:: Supplied material ::
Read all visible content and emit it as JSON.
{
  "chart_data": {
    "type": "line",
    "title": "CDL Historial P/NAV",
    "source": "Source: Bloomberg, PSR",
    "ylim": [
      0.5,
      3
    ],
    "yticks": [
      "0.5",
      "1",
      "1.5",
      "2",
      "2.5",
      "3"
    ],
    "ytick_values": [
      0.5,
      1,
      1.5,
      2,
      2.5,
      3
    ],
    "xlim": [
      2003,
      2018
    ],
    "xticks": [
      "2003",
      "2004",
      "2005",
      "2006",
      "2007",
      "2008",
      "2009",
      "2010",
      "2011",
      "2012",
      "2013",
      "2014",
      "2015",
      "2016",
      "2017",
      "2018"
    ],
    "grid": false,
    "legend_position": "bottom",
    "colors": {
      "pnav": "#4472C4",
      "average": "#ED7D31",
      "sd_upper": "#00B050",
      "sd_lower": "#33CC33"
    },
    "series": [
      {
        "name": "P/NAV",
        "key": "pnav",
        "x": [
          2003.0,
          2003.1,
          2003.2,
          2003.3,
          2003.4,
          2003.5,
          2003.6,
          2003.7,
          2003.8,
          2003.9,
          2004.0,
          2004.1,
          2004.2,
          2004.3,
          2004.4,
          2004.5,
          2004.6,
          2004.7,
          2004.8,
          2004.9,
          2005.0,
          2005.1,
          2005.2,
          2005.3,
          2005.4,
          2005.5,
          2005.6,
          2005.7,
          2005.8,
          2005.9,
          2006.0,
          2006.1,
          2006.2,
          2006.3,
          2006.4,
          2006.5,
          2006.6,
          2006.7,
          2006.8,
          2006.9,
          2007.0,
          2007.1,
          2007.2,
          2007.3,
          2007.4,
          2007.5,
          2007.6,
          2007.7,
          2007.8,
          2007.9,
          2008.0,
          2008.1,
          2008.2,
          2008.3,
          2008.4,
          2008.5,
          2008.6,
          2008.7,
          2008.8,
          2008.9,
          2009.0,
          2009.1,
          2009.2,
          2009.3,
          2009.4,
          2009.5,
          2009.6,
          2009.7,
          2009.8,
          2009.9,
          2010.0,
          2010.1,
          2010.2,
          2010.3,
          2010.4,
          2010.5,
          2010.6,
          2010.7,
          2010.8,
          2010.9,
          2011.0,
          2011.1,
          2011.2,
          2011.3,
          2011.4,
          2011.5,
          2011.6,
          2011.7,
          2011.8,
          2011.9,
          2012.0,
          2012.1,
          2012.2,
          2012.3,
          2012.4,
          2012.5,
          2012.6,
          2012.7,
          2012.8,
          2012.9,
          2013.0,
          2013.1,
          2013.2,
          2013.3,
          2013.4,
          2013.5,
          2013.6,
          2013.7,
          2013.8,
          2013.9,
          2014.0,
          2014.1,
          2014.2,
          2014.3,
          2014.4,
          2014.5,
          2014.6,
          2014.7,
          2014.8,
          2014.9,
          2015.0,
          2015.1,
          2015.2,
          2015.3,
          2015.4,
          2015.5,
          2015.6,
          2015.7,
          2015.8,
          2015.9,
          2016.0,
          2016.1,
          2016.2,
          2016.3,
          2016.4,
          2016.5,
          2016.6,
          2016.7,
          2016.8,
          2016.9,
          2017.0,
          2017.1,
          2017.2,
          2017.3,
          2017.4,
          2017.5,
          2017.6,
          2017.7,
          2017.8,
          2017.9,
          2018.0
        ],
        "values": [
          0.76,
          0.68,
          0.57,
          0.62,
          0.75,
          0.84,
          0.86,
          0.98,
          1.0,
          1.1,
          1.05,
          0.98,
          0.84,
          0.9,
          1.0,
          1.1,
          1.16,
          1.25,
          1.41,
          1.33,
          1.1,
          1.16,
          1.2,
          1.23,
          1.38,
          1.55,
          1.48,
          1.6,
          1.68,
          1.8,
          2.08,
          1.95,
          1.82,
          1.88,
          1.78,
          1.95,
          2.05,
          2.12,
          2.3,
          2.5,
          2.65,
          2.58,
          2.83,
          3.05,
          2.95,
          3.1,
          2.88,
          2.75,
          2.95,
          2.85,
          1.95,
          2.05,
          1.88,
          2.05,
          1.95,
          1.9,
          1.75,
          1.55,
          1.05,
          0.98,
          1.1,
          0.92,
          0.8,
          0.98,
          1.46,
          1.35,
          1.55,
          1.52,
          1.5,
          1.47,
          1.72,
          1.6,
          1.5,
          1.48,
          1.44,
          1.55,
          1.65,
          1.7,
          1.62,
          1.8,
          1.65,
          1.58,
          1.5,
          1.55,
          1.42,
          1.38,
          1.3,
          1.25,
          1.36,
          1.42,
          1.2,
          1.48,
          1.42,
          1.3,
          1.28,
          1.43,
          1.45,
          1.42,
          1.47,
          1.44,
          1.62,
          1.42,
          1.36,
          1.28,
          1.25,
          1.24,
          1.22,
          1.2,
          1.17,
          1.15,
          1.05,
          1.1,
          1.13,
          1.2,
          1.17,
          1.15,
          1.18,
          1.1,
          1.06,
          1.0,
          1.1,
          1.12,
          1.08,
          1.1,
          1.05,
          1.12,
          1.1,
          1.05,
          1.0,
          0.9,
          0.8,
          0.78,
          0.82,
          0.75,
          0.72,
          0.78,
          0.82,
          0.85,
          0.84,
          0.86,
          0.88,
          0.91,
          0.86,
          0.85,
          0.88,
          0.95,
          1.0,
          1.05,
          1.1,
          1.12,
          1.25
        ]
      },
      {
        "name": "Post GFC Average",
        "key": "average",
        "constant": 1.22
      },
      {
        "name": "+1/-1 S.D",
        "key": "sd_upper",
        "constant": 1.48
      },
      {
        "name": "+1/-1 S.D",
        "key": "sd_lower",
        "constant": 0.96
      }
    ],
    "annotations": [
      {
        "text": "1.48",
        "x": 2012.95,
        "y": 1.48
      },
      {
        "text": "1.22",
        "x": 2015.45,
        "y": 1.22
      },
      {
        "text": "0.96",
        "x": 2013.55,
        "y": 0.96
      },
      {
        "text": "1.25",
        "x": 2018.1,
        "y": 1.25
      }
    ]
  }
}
:::
:: Supplied material ::
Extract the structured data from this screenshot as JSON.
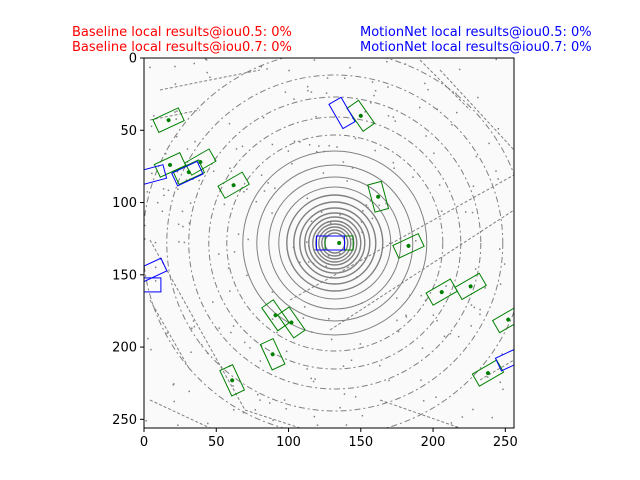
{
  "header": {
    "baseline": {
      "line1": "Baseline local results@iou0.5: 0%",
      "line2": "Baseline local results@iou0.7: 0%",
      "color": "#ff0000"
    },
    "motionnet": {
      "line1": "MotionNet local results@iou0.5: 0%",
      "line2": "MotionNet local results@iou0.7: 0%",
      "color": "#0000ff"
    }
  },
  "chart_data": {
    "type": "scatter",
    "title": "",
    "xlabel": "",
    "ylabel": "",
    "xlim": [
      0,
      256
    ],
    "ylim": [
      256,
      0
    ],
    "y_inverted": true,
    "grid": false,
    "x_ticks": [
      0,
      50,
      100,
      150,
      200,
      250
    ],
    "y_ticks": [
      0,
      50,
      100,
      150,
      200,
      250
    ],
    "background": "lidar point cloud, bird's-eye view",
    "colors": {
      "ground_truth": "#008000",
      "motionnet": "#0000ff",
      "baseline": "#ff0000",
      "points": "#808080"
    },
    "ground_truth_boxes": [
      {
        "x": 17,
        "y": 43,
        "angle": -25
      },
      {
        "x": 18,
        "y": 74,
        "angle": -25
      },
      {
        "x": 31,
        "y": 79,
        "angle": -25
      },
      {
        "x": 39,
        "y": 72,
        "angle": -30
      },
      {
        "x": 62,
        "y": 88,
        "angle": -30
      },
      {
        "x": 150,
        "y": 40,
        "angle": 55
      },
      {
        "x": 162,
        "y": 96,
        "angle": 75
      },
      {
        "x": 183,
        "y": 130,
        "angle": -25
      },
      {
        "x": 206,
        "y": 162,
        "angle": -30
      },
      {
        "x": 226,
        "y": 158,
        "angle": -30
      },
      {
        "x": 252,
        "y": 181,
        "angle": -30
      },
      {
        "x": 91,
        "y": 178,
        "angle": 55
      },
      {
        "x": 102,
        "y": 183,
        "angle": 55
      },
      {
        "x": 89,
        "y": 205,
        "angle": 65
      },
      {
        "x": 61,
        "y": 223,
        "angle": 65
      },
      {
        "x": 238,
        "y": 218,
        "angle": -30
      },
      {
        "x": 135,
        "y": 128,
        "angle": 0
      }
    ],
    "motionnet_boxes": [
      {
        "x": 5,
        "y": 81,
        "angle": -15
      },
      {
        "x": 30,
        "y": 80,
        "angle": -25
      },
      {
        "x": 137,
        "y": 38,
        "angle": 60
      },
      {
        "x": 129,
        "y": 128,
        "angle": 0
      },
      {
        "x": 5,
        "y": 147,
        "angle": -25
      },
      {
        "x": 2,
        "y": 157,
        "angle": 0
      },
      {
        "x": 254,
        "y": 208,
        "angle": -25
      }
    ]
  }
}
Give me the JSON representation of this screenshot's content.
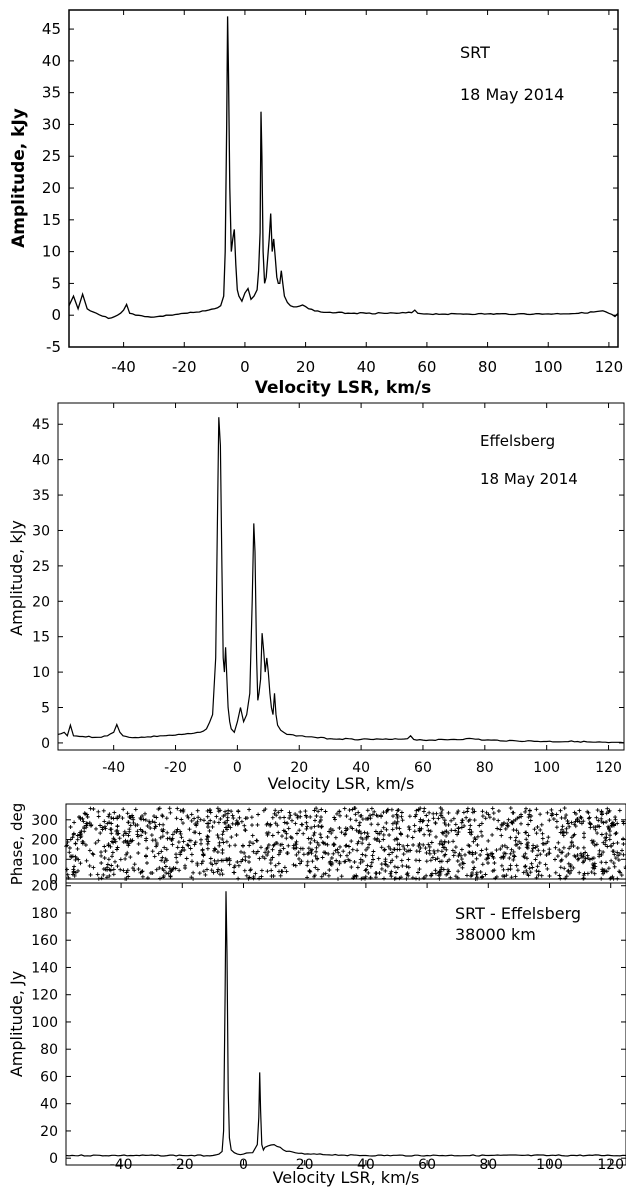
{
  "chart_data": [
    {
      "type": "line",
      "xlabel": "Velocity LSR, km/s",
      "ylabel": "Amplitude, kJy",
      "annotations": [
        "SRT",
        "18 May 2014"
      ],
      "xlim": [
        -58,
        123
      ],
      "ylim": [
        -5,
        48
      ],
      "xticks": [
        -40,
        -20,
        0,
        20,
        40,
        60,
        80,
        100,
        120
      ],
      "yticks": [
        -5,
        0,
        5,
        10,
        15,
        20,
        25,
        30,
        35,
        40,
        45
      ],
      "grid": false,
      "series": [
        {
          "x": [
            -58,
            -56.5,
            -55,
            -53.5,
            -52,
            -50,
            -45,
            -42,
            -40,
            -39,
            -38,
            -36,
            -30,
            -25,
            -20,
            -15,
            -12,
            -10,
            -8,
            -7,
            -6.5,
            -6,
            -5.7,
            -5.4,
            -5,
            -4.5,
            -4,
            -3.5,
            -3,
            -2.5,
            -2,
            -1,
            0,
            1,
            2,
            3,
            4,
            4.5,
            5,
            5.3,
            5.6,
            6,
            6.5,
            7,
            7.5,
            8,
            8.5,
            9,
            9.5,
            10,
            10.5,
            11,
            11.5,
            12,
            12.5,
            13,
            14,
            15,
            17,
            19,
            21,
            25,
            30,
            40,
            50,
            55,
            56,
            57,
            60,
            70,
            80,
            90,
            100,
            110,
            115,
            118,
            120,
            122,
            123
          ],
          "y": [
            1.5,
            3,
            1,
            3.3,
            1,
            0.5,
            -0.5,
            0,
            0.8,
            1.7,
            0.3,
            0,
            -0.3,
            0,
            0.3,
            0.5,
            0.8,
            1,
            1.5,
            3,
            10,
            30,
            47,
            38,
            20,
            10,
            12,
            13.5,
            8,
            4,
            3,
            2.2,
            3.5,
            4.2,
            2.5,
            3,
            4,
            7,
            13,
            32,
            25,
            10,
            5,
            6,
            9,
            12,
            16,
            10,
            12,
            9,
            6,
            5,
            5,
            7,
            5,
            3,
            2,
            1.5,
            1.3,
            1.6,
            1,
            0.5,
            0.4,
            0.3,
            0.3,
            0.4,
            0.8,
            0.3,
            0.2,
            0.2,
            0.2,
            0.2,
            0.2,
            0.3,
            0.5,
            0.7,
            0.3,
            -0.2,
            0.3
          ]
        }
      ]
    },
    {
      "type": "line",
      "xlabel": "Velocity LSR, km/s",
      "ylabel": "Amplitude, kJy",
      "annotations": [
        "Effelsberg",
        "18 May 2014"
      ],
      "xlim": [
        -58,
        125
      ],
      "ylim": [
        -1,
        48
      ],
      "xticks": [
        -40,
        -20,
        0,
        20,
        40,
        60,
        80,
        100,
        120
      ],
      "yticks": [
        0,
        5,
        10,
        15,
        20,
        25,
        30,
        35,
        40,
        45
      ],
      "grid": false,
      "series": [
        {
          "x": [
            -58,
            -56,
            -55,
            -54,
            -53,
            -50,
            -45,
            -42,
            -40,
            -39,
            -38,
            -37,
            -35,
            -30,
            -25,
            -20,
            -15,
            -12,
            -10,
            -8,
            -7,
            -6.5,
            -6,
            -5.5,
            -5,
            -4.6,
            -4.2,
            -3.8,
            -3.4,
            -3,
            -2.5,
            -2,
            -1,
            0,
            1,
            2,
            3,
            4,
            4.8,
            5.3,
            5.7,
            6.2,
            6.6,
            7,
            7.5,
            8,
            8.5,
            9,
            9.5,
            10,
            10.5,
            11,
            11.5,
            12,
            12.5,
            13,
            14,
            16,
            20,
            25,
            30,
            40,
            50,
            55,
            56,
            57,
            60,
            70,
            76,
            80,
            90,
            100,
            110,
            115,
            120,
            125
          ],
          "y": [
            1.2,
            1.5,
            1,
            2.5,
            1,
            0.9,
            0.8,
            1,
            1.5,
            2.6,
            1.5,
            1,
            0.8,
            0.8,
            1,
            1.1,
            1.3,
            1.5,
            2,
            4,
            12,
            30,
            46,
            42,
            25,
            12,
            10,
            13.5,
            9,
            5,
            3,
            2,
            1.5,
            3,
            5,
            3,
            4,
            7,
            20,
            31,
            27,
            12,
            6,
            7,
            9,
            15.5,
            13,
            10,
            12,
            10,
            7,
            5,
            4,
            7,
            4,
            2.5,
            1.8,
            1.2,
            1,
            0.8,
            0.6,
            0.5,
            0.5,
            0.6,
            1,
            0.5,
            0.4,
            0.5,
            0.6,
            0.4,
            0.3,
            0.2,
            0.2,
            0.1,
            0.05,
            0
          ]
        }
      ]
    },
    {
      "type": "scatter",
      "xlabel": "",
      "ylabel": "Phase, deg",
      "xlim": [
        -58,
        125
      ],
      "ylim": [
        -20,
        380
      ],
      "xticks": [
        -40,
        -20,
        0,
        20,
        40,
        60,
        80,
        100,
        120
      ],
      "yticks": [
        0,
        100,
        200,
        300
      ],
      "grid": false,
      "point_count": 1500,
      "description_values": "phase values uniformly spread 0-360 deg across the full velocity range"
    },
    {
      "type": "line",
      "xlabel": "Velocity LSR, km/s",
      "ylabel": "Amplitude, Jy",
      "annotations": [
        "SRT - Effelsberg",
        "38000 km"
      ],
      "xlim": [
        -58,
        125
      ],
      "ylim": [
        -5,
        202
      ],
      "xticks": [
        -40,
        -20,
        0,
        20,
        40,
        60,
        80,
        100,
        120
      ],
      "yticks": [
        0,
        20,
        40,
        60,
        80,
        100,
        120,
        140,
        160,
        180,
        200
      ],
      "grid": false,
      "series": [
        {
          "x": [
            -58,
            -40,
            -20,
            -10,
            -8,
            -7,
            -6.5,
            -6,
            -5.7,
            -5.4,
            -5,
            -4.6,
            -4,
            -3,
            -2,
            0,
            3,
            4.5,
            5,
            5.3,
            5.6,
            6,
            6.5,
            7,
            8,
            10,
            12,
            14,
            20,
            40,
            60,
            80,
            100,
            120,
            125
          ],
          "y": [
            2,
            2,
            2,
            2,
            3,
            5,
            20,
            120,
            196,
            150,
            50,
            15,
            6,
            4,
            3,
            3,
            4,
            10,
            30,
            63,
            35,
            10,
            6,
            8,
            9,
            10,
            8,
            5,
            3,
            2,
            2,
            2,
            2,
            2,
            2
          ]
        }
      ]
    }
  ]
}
:::
:: Supplied material ::
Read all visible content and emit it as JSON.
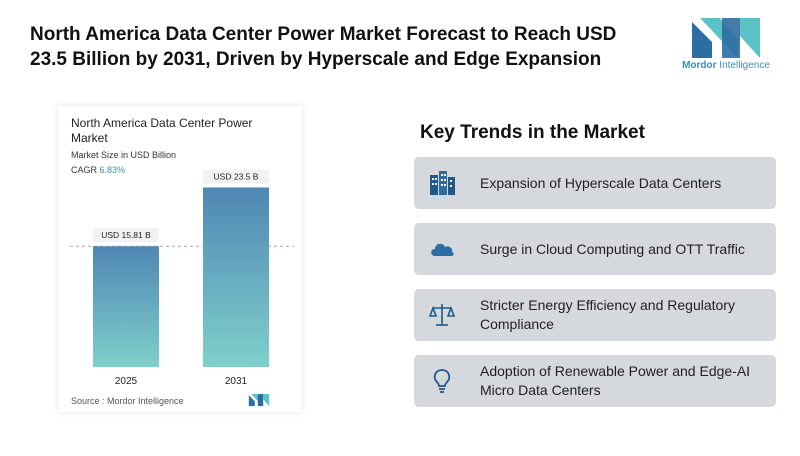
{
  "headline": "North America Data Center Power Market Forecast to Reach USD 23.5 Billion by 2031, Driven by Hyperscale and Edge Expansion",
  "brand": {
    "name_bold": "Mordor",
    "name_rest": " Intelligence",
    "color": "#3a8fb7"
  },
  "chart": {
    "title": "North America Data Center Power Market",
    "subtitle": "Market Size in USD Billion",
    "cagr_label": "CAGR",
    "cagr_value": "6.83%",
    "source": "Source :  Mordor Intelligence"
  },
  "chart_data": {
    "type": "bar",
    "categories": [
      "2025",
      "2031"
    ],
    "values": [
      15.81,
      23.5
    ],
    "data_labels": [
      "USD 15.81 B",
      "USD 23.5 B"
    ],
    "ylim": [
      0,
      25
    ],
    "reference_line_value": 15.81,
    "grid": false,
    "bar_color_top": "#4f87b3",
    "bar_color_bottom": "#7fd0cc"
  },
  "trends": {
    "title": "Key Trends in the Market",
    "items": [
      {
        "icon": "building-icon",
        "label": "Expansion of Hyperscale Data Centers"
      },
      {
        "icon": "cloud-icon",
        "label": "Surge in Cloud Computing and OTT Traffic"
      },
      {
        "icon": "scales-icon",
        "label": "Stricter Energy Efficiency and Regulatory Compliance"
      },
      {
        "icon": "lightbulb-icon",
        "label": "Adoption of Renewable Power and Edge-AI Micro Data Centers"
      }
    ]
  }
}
:::
▸ What to work on
Across the records above, count the lines holding "ylabel" and reply with that number alone.

▸ Task output
5